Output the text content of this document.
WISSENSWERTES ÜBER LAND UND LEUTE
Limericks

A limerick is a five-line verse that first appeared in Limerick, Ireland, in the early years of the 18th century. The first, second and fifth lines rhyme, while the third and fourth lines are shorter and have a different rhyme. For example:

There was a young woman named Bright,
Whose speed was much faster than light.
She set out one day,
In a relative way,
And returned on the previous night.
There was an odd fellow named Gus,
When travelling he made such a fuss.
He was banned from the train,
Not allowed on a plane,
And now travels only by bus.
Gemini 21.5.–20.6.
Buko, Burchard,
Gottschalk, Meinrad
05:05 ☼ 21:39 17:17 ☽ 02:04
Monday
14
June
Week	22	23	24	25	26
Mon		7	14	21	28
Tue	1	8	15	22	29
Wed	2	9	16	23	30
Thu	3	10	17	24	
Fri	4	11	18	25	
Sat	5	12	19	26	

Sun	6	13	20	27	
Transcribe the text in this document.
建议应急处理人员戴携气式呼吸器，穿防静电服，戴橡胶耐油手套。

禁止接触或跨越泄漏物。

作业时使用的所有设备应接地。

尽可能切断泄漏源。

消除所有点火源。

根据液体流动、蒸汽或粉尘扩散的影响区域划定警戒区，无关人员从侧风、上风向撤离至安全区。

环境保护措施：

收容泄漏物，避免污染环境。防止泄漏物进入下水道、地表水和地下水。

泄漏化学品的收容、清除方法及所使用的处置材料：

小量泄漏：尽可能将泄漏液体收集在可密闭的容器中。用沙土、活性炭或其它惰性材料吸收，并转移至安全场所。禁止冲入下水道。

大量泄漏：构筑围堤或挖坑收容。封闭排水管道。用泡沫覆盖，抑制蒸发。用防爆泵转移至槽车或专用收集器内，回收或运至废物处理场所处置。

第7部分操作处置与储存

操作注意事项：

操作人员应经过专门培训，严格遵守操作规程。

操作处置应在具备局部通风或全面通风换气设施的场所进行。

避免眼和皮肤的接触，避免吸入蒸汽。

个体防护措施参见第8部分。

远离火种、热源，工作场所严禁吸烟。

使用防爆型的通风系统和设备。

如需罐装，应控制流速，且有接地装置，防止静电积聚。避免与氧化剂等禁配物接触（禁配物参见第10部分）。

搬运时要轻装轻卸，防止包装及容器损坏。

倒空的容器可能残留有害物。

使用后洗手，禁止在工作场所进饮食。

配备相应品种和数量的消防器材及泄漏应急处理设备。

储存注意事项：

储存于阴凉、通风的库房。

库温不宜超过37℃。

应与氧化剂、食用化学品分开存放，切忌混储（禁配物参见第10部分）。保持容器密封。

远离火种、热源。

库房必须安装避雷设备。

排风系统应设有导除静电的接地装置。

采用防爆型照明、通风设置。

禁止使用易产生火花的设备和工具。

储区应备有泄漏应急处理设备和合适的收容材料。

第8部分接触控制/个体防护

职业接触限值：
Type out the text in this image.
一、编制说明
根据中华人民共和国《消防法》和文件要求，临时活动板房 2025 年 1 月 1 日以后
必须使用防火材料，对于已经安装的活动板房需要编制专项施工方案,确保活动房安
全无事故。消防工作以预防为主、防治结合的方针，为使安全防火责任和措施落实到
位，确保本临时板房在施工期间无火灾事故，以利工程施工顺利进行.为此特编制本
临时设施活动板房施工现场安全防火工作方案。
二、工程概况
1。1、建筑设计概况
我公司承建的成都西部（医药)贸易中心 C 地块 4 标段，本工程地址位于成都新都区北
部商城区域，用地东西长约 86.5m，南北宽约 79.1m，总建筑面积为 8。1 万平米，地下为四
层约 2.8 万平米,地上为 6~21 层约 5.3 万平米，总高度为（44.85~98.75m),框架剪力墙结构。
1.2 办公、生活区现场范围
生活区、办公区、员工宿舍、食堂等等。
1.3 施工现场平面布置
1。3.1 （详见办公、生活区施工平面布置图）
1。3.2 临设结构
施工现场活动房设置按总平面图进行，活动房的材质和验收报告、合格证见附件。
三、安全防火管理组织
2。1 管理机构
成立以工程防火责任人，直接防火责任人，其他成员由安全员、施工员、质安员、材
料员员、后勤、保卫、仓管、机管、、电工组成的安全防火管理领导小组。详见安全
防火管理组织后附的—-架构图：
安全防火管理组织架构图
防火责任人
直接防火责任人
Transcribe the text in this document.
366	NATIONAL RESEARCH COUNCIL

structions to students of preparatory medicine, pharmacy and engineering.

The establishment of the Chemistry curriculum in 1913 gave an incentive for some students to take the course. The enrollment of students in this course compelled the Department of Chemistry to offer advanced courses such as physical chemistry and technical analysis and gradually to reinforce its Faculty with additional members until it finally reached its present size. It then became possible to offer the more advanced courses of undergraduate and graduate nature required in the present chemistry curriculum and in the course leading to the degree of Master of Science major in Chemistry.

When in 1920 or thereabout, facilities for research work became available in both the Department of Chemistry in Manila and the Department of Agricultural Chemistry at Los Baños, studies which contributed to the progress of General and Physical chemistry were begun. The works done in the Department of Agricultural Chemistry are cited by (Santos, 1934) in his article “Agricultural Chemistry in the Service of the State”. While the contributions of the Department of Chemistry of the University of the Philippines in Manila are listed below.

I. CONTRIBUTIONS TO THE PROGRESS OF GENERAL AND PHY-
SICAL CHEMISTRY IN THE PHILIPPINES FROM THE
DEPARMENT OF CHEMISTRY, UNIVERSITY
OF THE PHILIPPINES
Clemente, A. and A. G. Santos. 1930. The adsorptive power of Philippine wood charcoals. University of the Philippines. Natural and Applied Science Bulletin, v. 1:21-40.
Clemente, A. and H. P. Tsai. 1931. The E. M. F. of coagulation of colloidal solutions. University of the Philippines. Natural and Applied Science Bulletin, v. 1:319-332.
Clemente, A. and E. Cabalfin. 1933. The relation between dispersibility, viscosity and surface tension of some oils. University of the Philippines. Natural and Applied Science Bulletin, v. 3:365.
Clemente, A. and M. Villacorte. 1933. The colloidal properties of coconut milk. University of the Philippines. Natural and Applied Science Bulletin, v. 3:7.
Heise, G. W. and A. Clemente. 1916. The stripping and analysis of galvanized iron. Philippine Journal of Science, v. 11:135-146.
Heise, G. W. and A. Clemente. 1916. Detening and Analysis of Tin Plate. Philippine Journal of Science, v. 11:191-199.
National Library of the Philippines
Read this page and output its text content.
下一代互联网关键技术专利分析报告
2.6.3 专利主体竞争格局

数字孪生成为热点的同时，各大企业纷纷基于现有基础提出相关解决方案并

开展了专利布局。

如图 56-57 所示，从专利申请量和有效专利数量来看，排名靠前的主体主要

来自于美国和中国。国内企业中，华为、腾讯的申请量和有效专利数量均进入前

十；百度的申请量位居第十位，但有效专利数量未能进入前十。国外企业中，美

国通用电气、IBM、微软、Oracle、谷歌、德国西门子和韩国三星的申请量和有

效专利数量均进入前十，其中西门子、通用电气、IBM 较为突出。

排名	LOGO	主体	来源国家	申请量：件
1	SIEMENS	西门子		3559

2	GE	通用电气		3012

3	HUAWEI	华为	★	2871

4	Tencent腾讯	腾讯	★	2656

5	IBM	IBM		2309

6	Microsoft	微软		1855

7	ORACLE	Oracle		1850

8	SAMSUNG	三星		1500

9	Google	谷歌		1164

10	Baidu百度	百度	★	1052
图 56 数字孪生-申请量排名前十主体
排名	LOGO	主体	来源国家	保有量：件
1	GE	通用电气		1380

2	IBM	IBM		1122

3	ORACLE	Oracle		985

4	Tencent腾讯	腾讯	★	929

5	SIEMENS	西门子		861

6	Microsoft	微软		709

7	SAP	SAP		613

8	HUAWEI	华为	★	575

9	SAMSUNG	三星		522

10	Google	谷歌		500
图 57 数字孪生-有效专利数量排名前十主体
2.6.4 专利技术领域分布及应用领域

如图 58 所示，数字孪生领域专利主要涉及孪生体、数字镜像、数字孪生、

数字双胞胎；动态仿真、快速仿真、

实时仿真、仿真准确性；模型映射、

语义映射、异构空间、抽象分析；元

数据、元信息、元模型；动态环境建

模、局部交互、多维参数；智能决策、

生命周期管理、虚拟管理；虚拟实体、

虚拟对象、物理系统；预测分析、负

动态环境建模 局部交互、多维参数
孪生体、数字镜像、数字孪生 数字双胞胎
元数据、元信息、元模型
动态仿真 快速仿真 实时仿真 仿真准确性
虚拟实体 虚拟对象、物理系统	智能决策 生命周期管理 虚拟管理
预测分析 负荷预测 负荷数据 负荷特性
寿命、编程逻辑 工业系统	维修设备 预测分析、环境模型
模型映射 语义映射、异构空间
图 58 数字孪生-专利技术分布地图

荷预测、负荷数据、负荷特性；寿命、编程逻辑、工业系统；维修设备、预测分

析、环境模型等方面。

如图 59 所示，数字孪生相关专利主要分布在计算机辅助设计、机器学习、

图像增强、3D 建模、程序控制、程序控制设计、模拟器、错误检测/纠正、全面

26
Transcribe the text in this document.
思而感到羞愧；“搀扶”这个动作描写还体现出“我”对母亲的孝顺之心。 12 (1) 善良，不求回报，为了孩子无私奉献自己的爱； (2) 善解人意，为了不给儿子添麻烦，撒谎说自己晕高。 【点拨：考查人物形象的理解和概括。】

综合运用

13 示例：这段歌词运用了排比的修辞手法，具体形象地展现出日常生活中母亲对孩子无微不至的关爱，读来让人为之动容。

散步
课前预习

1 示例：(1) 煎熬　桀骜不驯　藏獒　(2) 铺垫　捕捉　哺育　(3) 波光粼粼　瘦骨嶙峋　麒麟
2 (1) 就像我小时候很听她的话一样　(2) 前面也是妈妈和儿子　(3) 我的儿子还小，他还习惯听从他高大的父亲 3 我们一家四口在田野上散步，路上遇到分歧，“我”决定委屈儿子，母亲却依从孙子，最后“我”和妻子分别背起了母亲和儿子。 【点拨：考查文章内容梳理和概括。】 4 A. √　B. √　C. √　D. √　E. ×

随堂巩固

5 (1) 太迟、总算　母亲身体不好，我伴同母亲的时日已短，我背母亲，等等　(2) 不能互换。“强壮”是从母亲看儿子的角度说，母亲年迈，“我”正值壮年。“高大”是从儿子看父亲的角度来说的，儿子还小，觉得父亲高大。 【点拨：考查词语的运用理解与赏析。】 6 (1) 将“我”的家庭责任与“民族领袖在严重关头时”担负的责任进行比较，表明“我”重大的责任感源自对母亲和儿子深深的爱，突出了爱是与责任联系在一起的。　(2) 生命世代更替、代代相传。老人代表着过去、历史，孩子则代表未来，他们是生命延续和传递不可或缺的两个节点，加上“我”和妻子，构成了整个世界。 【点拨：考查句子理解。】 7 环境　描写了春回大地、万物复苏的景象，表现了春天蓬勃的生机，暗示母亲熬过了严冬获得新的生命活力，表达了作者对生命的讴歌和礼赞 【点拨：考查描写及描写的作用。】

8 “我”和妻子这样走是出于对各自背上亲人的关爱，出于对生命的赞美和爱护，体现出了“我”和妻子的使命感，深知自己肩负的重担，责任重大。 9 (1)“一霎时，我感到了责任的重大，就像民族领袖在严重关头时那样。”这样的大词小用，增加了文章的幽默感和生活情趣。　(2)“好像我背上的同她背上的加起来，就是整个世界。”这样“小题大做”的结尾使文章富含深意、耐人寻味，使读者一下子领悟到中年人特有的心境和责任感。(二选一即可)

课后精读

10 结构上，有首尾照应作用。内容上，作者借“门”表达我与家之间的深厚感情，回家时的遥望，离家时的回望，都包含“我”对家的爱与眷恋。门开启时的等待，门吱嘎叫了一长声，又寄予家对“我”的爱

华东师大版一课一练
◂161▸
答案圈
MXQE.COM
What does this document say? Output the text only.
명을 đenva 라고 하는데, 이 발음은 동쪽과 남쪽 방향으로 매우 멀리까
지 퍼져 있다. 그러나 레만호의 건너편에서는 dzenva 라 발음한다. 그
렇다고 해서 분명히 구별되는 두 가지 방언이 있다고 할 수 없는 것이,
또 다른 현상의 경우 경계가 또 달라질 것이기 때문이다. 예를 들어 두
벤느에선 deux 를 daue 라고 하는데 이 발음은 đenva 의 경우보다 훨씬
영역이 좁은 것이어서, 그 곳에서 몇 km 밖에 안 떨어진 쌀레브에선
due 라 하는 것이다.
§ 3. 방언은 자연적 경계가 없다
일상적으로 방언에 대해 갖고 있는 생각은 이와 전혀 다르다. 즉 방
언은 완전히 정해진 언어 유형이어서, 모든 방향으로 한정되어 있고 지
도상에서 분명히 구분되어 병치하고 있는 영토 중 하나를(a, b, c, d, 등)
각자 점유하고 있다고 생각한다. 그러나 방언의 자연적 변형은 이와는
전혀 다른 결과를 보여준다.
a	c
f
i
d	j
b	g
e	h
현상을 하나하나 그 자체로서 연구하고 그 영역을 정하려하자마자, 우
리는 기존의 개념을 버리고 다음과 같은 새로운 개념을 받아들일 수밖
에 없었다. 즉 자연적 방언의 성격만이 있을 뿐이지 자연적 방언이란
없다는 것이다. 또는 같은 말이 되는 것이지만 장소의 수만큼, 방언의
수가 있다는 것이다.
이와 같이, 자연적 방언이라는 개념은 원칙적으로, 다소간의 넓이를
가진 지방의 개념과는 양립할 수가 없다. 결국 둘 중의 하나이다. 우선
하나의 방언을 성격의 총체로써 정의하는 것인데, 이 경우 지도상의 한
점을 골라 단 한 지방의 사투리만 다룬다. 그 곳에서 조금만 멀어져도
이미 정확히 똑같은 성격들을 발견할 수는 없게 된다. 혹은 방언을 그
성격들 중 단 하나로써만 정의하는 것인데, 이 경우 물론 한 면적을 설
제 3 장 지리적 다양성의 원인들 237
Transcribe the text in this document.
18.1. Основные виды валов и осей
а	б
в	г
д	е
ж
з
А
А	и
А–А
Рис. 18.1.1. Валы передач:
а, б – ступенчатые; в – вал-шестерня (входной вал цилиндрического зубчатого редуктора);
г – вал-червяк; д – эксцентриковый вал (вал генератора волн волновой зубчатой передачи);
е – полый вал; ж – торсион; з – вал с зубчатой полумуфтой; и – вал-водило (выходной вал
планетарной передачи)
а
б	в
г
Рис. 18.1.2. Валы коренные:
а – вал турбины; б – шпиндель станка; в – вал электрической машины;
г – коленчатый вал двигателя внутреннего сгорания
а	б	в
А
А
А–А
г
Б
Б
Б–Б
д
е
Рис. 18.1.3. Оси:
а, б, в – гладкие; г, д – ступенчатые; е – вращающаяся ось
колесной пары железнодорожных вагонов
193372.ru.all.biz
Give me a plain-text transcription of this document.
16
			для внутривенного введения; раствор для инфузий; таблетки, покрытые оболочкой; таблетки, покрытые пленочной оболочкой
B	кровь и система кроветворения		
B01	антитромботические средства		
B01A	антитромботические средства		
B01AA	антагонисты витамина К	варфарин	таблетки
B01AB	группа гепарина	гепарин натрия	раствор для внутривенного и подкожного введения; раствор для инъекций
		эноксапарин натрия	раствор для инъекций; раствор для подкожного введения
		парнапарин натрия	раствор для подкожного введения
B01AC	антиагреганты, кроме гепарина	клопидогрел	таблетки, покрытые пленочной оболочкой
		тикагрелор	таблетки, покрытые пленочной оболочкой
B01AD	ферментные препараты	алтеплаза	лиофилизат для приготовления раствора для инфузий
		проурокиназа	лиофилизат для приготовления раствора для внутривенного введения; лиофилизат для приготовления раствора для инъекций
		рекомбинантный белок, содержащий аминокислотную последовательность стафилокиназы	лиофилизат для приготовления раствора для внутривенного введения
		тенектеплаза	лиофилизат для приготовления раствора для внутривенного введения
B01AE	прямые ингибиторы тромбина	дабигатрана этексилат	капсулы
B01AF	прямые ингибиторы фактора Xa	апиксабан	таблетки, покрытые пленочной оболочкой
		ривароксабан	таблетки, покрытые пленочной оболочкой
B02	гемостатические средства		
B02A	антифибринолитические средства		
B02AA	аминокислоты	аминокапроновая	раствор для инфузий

**WORK REQUIRED**
Look through the entries above and report the number of lines that contain "Journal". Write only the number.

**RESULT OF THIS EXERCISE**
2